* _EXERCISE REQUIREMENTS_
Print every record exactly.

+++++

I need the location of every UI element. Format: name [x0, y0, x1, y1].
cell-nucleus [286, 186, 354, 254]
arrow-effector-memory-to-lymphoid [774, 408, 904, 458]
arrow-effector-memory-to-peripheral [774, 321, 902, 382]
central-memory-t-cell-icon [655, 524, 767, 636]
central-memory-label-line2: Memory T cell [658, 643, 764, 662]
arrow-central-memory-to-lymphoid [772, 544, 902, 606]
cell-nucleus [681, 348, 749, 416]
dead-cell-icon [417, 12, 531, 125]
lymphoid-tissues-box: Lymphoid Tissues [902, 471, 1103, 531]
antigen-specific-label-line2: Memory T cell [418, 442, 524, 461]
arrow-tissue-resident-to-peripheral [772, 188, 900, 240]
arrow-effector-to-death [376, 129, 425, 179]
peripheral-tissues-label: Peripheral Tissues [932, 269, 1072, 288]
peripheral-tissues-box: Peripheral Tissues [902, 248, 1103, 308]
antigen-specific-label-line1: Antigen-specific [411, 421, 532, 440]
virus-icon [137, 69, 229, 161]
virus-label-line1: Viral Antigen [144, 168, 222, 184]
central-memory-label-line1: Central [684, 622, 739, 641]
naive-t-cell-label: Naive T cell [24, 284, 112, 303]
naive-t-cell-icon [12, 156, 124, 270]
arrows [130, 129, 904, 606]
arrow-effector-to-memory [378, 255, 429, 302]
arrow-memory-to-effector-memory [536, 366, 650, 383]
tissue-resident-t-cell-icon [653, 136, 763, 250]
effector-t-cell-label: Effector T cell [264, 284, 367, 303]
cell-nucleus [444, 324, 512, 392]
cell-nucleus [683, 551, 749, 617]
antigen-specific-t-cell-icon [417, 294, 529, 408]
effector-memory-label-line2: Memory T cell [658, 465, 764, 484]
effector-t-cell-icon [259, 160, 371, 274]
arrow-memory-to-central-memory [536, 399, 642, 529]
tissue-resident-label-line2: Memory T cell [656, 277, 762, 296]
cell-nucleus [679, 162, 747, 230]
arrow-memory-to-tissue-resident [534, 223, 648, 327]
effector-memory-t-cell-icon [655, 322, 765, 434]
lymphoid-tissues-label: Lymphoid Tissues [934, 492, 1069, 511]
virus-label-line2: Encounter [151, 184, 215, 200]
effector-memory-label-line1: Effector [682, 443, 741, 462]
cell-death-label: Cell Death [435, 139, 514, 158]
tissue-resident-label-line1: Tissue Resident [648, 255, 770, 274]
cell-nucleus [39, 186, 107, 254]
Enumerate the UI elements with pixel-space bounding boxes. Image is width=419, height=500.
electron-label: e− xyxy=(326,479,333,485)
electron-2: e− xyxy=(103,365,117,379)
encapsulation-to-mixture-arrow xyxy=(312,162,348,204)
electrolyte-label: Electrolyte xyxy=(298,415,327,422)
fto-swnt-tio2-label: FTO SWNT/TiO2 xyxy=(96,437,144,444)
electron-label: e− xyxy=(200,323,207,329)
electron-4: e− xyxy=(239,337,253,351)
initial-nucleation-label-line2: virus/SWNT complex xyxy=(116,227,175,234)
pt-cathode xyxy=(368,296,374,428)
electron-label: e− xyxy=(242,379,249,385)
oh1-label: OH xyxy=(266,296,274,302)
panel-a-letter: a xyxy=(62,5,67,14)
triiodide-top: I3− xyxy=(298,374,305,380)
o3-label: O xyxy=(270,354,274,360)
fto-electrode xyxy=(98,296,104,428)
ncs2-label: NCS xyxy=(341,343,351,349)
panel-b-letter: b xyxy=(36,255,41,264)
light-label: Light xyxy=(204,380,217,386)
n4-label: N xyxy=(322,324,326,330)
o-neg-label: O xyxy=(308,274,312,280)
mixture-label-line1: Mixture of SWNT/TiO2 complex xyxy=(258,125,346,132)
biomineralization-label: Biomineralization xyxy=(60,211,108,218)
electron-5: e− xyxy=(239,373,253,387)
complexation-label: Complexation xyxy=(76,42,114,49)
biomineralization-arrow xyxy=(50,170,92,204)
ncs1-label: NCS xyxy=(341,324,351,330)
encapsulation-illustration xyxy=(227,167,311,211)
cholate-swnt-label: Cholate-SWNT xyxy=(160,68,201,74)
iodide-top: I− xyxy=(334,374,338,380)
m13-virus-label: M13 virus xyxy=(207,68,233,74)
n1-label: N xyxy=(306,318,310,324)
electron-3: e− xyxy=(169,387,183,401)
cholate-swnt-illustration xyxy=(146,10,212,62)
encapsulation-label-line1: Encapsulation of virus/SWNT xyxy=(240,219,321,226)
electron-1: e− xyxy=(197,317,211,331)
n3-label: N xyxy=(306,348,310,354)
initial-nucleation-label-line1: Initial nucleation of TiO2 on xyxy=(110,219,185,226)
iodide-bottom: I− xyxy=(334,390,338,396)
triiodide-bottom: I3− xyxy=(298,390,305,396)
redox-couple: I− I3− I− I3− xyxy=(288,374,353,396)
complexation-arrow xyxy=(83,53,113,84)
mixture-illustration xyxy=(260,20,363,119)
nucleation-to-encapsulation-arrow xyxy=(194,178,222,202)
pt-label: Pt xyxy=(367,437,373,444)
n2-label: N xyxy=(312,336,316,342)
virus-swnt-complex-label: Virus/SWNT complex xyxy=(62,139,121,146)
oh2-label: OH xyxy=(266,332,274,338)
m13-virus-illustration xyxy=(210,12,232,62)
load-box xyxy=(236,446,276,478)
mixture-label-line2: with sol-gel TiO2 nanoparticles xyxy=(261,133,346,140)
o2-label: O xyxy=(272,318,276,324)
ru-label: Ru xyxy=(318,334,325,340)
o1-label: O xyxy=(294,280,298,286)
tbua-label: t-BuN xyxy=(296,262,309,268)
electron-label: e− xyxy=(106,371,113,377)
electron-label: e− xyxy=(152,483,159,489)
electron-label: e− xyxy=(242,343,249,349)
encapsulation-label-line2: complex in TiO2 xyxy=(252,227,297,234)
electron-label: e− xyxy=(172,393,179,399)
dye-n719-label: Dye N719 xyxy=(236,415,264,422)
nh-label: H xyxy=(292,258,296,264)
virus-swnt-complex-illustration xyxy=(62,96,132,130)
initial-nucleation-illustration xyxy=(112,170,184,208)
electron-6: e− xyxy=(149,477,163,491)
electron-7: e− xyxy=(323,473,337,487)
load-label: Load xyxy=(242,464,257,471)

+++++

* _SOLUTION_
I need the location of every UI element. Format: name [x0, y0, x1, y1].
cell-nucleus [286, 186, 354, 254]
arrow-effector-memory-to-lymphoid [774, 408, 904, 458]
arrow-effector-memory-to-peripheral [774, 321, 902, 382]
central-memory-t-cell-icon [655, 524, 767, 636]
central-memory-label-line2: Memory T cell [658, 643, 764, 662]
arrow-central-memory-to-lymphoid [772, 544, 902, 606]
cell-nucleus [681, 348, 749, 416]
dead-cell-icon [417, 12, 531, 125]
lymphoid-tissues-box: Lymphoid Tissues [902, 471, 1103, 531]
antigen-specific-label-line2: Memory T cell [418, 442, 524, 461]
arrow-tissue-resident-to-peripheral [772, 188, 900, 240]
arrow-effector-to-death [376, 129, 425, 179]
peripheral-tissues-label: Peripheral Tissues [932, 269, 1072, 288]
peripheral-tissues-box: Peripheral Tissues [902, 248, 1103, 308]
antigen-specific-label-line1: Antigen-specific [411, 421, 532, 440]
virus-icon [137, 69, 229, 161]
virus-label-line1: Viral Antigen [144, 168, 222, 184]
central-memory-label-line1: Central [684, 622, 739, 641]
naive-t-cell-label: Naive T cell [24, 284, 112, 303]
naive-t-cell-icon [12, 156, 124, 270]
arrows [130, 129, 904, 606]
arrow-effector-to-memory [378, 255, 429, 302]
arrow-memory-to-effector-memory [536, 366, 650, 383]
tissue-resident-t-cell-icon [653, 136, 763, 250]
effector-t-cell-label: Effector T cell [264, 284, 367, 303]
cell-nucleus [444, 324, 512, 392]
cell-nucleus [683, 551, 749, 617]
antigen-specific-t-cell-icon [417, 294, 529, 408]
effector-memory-label-line2: Memory T cell [658, 465, 764, 484]
effector-t-cell-icon [259, 160, 371, 274]
arrow-memory-to-central-memory [536, 399, 642, 529]
tissue-resident-label-line2: Memory T cell [656, 277, 762, 296]
cell-nucleus [679, 162, 747, 230]
arrow-memory-to-tissue-resident [534, 223, 648, 327]
effector-memory-t-cell-icon [655, 322, 765, 434]
lymphoid-tissues-label: Lymphoid Tissues [934, 492, 1069, 511]
virus-label-line2: Encounter [151, 184, 215, 200]
effector-memory-label-line1: Effector [682, 443, 741, 462]
cell-death-label: Cell Death [435, 139, 514, 158]
tissue-resident-label-line1: Tissue Resident [648, 255, 770, 274]
cell-nucleus [39, 186, 107, 254]
Enumerate the UI elements with pixel-space bounding boxes. Image is width=419, height=500.
electron-label: e− xyxy=(326,479,333,485)
electron-2: e− xyxy=(103,365,117,379)
encapsulation-to-mixture-arrow xyxy=(312,162,348,204)
electrolyte-label: Electrolyte xyxy=(298,415,327,422)
fto-swnt-tio2-label: FTO SWNT/TiO2 xyxy=(96,437,144,444)
electron-label: e− xyxy=(200,323,207,329)
electron-4: e− xyxy=(239,337,253,351)
initial-nucleation-label-line2: virus/SWNT complex xyxy=(116,227,175,234)
pt-cathode xyxy=(368,296,374,428)
electron-label: e− xyxy=(242,379,249,385)
oh1-label: OH xyxy=(266,296,274,302)
panel-a-letter: a xyxy=(62,5,67,14)
triiodide-top: I3− xyxy=(298,374,305,380)
o3-label: O xyxy=(270,354,274,360)
fto-electrode xyxy=(98,296,104,428)
ncs2-label: NCS xyxy=(341,343,351,349)
panel-b-letter: b xyxy=(36,255,41,264)
light-label: Light xyxy=(204,380,217,386)
n4-label: N xyxy=(322,324,326,330)
o-neg-label: O xyxy=(308,274,312,280)
mixture-label-line1: Mixture of SWNT/TiO2 complex xyxy=(258,125,346,132)
biomineralization-label: Biomineralization xyxy=(60,211,108,218)
electron-5: e− xyxy=(239,373,253,387)
complexation-label: Complexation xyxy=(76,42,114,49)
biomineralization-arrow xyxy=(50,170,92,204)
ncs1-label: NCS xyxy=(341,324,351,330)
encapsulation-illustration xyxy=(227,167,311,211)
cholate-swnt-label: Cholate-SWNT xyxy=(160,68,201,74)
iodide-top: I− xyxy=(334,374,338,380)
m13-virus-label: M13 virus xyxy=(207,68,233,74)
n1-label: N xyxy=(306,318,310,324)
electron-3: e− xyxy=(169,387,183,401)
cholate-swnt-illustration xyxy=(146,10,212,62)
encapsulation-label-line1: Encapsulation of virus/SWNT xyxy=(240,219,321,226)
electron-1: e− xyxy=(197,317,211,331)
n3-label: N xyxy=(306,348,310,354)
initial-nucleation-label-line1: Initial nucleation of TiO2 on xyxy=(110,219,185,226)
iodide-bottom: I− xyxy=(334,390,338,396)
triiodide-bottom: I3− xyxy=(298,390,305,396)
redox-couple: I− I3− I− I3− xyxy=(288,374,353,396)
complexation-arrow xyxy=(83,53,113,84)
mixture-illustration xyxy=(260,20,363,119)
nucleation-to-encapsulation-arrow xyxy=(194,178,222,202)
pt-label: Pt xyxy=(367,437,373,444)
n2-label: N xyxy=(312,336,316,342)
virus-swnt-complex-label: Virus/SWNT complex xyxy=(62,139,121,146)
oh2-label: OH xyxy=(266,332,274,338)
m13-virus-illustration xyxy=(210,12,232,62)
load-box xyxy=(236,446,276,478)
mixture-label-line2: with sol-gel TiO2 nanoparticles xyxy=(261,133,346,140)
o2-label: O xyxy=(272,318,276,324)
ru-label: Ru xyxy=(318,334,325,340)
o1-label: O xyxy=(294,280,298,286)
tbua-label: t-BuN xyxy=(296,262,309,268)
electron-label: e− xyxy=(106,371,113,377)
electron-label: e− xyxy=(152,483,159,489)
electron-label: e− xyxy=(242,343,249,349)
encapsulation-label-line2: complex in TiO2 xyxy=(252,227,297,234)
electron-label: e− xyxy=(172,393,179,399)
dye-n719-label: Dye N719 xyxy=(236,415,264,422)
nh-label: H xyxy=(292,258,296,264)
virus-swnt-complex-illustration xyxy=(62,96,132,130)
initial-nucleation-illustration xyxy=(112,170,184,208)
electron-6: e− xyxy=(149,477,163,491)
electron-7: e− xyxy=(323,473,337,487)
load-label: Load xyxy=(242,464,257,471)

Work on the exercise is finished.